## Aim 1
In the Louis Sparre biography, at which Olympic Games did he compete in épée fencing?
## Aim 2
Please pick up the Louis Sparre biography after its final sentence and keep writing it.

Pehr Louis Sparre af Söfdeborg (3 August 1863 – 26 October 1964) was a Swedish painter, designer and draughtsman, most noted for his early work in the Finnish national romanticism and jugend styles. He also competed in the individual and team épée fencing events at the 1912 Summer Olympics.

Biography
Born in Gravellona Lomellina, Italy. He was the son of  Pehr Ambjörn Sparre af Söfdeborg (1828–1921) and Teresita Adèle Josefa Gaetana Barbavara (1844–1867). His father had served as head of the banknote printing company for the Sveriges Riksbank. He spent his early childhood with the mother at Villa Teresita in Gravellona  while his father was often on business trips. After having suffered an accident, her mother died when he was four years old. He then moved with his father in Paris prior to being sent to Sweden for school studies. He attended the Royal Swedish Academy of Fine Arts before relocating to Paris.

Element and box listings:

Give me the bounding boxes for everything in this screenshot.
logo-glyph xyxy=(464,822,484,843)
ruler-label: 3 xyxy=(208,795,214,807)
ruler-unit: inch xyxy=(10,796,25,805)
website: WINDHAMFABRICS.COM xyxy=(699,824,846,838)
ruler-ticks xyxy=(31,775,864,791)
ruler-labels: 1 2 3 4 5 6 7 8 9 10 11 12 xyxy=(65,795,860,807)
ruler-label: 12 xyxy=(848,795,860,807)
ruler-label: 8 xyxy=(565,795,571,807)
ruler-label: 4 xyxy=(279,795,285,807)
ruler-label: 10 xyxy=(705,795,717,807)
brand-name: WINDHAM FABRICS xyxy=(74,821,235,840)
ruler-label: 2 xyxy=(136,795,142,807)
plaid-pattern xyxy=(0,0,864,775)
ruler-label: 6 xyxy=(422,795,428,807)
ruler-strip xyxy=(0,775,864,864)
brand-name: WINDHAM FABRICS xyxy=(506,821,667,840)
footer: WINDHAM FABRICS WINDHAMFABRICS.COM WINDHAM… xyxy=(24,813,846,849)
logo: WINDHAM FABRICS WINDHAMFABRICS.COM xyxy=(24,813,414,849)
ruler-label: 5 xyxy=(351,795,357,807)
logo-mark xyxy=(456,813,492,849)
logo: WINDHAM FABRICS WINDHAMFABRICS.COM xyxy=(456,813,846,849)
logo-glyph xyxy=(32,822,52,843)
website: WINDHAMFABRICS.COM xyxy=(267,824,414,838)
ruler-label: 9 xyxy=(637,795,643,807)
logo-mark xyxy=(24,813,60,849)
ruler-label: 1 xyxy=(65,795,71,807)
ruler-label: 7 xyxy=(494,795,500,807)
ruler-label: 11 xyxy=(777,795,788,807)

## Task output 1
The 1912 Summer Olympics.

## Task output 2
Sparre was a student at Académie Julian in Paris from 1887 until 1890. He studied with Akseli Gallen-Kallela, Eero Järnefelt and Emil Wikström and took part in painting trips in Karelia with Kallela and Wikström. Sparre is often mentioned as a founder of the Karelianism movement, along with Akseli Gallen-Kallela. He moved to Finland in 1889, living there for almost two decades. In 1893, Sparre married Eva Mannerheim (1870–1958), an artist and the sister of Carl Gustaf Emil Mannerheim.

In 1891, two of his works were exhibited at the Paris Salon. After the mid-1890s, Sparre reduced his work as a painter and instead worked on developing the industrial art and graphics industry in Finland. In 1897, he founded the Iris furniture and ceramics factory in Porvoo. Impressed by the pottery of the English-Belgian ceramist and painter Alfred William Finch, Sparre invited him to manage the ceramics department. By the request of his friend, Karl Emil Ståhlberg, Sparre also worked as the director for the first Finnish fictional film, the 20-minute-long Salaviinanpolttajat in 1907.

In 1908, Sparre moved back to Sweden and continued his painting career, concentrating on portraiture and painting landscapes. By the time of his death in 1964 in Stockholm, aged 101, Sparre had completed over 500 portraits.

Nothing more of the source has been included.